In the listing that follows, count each line containing the string "Leerkracht" and report only the count.

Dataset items
------------------------------------------------------------------------

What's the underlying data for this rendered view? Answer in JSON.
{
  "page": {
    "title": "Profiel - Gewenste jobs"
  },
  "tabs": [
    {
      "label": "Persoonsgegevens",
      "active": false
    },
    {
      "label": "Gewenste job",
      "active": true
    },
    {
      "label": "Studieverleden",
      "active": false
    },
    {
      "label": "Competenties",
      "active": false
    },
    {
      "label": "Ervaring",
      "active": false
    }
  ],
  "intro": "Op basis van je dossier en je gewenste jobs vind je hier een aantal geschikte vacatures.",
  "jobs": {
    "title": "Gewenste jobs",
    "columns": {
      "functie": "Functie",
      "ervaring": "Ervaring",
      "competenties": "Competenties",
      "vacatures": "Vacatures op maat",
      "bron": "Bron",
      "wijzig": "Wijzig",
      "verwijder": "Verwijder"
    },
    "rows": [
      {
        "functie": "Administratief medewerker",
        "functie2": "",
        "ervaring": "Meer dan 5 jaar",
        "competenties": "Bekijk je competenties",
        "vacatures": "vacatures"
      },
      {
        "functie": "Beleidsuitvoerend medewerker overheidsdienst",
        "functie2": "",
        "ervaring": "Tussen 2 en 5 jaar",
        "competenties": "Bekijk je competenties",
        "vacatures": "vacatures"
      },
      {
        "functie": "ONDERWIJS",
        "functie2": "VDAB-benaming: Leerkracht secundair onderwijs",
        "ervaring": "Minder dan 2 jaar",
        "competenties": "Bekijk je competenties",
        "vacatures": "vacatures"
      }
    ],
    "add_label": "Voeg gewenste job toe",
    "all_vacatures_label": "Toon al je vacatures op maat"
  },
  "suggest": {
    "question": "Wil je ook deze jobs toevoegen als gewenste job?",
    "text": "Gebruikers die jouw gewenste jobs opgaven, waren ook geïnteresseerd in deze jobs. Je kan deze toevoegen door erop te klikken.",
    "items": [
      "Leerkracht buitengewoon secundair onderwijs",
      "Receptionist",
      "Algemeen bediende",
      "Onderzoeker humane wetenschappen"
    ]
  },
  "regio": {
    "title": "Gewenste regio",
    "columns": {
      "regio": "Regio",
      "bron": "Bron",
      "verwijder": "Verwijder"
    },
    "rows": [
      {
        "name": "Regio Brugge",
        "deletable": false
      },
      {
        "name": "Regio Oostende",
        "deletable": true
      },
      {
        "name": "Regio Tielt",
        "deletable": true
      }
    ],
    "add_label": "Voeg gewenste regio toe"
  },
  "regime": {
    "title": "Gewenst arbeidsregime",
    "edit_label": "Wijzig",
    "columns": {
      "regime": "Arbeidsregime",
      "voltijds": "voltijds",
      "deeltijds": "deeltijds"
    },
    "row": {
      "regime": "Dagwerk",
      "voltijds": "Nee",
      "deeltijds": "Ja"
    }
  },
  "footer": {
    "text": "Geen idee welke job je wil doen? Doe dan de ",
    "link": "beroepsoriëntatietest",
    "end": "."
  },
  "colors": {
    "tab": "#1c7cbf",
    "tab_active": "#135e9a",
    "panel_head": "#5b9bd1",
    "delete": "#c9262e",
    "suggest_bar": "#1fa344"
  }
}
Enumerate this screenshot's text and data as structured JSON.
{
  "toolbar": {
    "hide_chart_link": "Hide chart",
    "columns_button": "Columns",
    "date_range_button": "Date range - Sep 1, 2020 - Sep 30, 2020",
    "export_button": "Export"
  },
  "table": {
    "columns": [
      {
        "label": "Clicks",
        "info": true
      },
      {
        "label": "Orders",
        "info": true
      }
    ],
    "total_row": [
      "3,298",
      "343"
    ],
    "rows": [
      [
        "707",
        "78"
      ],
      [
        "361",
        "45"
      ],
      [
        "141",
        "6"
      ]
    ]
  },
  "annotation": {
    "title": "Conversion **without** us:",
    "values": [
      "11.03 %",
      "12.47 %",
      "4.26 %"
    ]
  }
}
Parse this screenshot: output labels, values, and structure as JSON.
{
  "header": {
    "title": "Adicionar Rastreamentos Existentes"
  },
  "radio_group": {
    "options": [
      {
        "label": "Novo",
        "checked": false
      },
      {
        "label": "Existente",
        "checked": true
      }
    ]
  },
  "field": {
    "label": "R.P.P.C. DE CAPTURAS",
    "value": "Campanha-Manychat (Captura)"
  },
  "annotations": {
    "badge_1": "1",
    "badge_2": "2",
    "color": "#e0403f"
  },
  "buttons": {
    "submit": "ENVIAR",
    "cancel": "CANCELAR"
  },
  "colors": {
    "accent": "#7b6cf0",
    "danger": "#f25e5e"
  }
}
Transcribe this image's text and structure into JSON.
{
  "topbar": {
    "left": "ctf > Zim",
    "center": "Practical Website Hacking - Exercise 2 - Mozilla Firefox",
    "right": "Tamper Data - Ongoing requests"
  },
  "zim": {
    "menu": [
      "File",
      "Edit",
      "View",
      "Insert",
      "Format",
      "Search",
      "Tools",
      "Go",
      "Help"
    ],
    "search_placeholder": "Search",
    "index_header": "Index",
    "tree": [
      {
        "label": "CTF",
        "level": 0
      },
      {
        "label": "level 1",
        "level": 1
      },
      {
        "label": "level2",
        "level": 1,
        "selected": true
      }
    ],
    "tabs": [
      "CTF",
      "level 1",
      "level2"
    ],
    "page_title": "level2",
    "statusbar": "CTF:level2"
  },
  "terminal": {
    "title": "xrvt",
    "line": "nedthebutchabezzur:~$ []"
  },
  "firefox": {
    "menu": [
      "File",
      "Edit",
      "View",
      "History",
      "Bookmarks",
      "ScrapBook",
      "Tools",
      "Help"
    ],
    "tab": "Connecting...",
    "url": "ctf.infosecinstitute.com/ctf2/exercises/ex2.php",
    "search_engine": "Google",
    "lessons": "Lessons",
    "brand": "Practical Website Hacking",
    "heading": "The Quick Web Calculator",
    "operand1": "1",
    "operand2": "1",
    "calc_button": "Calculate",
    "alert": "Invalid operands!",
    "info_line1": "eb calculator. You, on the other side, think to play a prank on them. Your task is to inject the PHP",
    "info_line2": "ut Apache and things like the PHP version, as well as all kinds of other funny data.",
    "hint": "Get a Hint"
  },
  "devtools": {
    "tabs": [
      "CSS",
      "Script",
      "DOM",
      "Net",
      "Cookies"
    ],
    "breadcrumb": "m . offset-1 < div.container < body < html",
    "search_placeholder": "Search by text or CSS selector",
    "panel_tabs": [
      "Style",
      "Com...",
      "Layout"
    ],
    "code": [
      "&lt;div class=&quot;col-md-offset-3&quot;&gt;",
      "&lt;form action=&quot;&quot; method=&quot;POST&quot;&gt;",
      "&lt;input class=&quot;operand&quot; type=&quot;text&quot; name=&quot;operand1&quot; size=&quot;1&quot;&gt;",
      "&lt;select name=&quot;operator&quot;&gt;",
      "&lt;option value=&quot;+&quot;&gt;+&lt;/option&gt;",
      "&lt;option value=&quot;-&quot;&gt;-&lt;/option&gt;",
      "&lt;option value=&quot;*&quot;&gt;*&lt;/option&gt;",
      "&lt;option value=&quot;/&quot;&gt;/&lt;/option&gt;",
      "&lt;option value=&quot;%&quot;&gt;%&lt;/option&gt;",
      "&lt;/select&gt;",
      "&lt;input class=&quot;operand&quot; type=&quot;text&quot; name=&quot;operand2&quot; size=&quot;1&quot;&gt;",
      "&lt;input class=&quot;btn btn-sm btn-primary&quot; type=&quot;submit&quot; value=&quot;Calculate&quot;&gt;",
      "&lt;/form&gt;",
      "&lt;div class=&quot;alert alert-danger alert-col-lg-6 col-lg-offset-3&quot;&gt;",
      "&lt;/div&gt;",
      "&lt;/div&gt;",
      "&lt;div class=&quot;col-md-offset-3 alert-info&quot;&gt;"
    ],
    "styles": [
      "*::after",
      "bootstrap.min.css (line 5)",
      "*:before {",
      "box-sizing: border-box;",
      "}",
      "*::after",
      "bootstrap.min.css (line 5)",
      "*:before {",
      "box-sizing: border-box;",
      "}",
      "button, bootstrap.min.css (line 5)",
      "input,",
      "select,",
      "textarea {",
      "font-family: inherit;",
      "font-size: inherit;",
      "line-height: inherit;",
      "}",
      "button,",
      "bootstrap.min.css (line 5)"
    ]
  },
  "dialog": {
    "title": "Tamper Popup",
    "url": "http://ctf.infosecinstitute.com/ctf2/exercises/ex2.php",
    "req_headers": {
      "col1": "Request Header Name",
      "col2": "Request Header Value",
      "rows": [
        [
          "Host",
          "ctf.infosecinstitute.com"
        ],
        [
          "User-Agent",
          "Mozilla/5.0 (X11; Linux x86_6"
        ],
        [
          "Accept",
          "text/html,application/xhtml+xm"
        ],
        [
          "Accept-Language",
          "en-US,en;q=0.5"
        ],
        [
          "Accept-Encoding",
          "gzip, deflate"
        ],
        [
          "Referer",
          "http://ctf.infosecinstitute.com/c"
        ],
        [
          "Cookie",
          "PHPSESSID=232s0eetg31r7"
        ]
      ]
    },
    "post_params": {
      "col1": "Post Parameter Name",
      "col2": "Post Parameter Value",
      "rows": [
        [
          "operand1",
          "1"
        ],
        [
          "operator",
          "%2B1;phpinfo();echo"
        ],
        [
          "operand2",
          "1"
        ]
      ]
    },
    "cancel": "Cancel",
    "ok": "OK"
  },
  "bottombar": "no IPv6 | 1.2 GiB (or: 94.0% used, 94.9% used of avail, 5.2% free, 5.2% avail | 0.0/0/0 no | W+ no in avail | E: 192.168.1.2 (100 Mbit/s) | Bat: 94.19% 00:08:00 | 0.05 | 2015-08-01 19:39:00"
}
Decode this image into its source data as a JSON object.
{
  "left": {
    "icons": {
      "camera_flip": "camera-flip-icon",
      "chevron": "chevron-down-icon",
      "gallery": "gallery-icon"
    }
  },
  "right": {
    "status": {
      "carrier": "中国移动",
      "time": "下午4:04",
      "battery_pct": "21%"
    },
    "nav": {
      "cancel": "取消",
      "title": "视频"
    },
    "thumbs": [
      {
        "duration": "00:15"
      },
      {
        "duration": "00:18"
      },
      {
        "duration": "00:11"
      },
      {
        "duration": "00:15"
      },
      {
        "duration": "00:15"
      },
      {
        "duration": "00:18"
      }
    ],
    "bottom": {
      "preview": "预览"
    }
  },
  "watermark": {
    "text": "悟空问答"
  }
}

------------------------------------------------------------------------

ANSWER IN FULL | 2